Goal of the exercise:
Of all the lines in the material, how many include the word "促进京津冀一体化"? Reply with the number alone.

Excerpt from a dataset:
[BEGIN]

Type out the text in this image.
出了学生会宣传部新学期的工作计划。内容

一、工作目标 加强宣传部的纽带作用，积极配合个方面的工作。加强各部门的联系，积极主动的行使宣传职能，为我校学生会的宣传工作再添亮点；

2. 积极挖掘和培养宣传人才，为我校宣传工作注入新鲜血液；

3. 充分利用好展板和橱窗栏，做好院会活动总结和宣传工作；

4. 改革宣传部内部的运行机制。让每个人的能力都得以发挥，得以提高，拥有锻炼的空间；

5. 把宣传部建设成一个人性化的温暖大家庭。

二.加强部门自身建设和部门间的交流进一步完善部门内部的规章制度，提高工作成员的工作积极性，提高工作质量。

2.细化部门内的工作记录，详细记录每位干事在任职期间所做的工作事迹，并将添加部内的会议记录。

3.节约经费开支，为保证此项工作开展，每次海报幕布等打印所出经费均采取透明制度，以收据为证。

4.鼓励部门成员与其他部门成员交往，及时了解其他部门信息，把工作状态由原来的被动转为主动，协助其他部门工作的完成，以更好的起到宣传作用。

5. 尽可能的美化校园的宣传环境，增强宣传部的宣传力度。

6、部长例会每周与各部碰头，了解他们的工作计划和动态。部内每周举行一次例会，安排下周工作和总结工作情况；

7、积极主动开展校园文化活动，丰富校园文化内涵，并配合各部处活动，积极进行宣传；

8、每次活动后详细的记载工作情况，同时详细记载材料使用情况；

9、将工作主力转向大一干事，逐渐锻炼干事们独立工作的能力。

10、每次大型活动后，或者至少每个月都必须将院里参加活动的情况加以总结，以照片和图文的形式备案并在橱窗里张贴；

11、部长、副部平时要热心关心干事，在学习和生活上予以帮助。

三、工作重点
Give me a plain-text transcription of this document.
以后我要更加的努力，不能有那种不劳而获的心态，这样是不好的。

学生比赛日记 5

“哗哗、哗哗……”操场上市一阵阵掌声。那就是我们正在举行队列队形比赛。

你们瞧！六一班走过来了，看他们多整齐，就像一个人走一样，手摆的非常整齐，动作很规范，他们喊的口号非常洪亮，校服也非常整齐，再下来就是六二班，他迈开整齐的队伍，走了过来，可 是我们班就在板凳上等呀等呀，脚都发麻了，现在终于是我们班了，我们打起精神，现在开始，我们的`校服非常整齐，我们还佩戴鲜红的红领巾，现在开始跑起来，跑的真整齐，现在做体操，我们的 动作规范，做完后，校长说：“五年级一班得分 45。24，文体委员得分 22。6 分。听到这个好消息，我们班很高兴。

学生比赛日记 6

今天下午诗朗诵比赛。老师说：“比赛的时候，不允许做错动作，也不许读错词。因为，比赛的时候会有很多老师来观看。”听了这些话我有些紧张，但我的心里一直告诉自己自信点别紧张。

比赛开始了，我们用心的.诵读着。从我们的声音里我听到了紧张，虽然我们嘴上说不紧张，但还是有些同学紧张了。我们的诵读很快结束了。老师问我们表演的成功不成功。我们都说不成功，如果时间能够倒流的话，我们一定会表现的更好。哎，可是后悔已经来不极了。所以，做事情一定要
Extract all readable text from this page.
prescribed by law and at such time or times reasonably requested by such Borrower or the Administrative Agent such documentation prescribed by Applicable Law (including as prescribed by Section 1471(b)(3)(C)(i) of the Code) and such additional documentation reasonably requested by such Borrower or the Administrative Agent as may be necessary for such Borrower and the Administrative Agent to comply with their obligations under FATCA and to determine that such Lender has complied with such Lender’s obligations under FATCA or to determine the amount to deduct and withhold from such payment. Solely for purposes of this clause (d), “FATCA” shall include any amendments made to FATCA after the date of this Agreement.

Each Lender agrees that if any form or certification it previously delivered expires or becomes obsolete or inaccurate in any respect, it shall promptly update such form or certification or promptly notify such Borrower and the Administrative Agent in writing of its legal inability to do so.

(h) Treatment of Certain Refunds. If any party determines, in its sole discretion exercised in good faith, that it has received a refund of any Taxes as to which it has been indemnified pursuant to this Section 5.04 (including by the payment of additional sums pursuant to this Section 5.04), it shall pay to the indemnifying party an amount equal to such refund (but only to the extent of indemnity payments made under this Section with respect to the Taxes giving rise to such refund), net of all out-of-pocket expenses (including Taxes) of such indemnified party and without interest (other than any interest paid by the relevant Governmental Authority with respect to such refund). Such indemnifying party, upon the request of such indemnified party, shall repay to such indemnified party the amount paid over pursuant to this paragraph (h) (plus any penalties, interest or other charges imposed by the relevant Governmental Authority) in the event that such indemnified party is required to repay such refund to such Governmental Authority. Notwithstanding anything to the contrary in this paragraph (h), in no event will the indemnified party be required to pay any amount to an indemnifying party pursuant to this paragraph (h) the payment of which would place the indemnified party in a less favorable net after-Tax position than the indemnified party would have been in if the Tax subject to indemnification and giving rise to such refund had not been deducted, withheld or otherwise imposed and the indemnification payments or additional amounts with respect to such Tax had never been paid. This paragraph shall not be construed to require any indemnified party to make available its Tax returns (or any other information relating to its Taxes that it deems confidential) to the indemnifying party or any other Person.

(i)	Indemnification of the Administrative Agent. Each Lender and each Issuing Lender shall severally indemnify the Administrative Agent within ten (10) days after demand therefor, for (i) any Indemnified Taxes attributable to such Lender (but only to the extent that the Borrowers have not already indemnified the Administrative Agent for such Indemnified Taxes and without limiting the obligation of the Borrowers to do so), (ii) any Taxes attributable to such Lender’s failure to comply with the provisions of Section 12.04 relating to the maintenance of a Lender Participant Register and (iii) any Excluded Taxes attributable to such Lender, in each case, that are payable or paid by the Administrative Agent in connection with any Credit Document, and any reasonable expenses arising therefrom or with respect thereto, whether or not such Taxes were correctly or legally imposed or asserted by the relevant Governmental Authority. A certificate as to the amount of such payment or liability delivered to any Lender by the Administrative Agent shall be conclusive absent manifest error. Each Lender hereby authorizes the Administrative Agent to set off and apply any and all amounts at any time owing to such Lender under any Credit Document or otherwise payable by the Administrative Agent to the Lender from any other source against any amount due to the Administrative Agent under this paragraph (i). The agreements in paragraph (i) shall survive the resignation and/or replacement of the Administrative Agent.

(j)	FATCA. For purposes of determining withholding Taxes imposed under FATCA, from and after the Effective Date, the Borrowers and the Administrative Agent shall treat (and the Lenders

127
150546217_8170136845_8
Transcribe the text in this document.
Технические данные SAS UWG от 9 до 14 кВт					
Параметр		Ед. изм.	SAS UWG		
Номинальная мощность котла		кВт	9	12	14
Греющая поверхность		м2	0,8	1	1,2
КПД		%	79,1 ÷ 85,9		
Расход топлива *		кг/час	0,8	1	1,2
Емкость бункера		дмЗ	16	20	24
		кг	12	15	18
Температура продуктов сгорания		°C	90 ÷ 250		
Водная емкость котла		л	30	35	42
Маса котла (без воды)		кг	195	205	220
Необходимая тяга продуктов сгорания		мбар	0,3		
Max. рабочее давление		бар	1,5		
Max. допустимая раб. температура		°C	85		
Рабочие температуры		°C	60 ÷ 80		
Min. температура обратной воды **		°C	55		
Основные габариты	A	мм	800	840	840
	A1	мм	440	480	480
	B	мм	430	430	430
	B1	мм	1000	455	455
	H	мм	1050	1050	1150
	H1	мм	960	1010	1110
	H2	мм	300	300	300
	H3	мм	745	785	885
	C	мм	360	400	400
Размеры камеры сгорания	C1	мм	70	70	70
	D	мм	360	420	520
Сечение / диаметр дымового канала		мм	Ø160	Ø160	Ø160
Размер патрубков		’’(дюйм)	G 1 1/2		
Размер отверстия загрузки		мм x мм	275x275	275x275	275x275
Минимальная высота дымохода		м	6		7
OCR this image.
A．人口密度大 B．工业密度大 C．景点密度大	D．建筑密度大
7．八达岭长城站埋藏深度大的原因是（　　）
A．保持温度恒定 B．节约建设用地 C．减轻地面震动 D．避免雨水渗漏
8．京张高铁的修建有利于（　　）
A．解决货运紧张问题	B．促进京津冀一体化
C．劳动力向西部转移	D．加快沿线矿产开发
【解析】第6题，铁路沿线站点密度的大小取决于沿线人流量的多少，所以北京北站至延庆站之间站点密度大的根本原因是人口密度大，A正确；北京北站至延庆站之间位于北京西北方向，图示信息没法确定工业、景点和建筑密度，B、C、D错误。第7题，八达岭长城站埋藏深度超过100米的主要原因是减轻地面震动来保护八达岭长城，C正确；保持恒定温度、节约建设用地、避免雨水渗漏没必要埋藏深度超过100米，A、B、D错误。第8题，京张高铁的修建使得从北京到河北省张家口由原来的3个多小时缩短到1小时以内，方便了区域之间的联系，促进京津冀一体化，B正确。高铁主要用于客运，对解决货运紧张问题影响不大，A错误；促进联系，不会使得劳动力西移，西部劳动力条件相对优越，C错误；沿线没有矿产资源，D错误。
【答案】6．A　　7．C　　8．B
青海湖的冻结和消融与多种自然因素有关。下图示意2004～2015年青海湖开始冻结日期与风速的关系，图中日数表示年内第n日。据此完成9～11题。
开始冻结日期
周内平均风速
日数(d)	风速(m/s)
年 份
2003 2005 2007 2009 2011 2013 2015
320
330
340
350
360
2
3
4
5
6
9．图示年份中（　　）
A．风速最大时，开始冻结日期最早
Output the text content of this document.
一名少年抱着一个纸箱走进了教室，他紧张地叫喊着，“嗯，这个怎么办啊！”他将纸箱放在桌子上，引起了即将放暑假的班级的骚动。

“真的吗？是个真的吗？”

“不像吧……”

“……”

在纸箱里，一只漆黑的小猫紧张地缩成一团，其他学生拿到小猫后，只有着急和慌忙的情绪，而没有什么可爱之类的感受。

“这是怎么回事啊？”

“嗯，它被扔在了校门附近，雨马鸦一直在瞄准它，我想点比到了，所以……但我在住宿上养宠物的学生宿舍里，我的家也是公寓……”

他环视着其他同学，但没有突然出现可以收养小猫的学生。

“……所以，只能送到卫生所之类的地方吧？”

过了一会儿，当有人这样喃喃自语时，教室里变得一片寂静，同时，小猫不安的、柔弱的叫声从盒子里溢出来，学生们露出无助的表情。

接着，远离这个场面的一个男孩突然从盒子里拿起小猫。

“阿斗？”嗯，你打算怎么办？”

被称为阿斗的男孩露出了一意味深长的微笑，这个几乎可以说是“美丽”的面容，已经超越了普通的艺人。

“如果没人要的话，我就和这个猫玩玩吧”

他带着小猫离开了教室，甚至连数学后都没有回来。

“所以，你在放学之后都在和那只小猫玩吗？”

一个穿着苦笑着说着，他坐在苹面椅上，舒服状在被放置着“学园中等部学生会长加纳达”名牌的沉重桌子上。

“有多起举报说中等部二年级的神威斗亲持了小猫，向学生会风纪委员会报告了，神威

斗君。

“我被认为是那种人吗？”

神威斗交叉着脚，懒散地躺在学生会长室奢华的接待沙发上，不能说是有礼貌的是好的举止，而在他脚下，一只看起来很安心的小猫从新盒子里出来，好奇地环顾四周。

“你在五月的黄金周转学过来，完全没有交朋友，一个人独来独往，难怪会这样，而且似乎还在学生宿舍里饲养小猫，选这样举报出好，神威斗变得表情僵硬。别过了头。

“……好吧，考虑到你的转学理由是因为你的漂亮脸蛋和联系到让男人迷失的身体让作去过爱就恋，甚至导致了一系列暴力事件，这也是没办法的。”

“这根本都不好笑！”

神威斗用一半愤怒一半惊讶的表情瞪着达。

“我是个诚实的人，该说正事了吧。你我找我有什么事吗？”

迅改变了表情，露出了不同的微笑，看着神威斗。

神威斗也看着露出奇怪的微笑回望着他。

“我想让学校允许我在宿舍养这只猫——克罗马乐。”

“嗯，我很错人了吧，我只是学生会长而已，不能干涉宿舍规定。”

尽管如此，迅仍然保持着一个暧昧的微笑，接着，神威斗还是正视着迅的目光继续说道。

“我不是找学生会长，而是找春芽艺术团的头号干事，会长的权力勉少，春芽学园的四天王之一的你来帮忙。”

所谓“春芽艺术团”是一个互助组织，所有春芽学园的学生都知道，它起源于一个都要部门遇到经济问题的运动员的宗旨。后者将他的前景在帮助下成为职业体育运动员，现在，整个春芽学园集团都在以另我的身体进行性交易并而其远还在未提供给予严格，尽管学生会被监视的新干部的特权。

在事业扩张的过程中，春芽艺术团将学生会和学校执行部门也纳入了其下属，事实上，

[END]

Full output:
2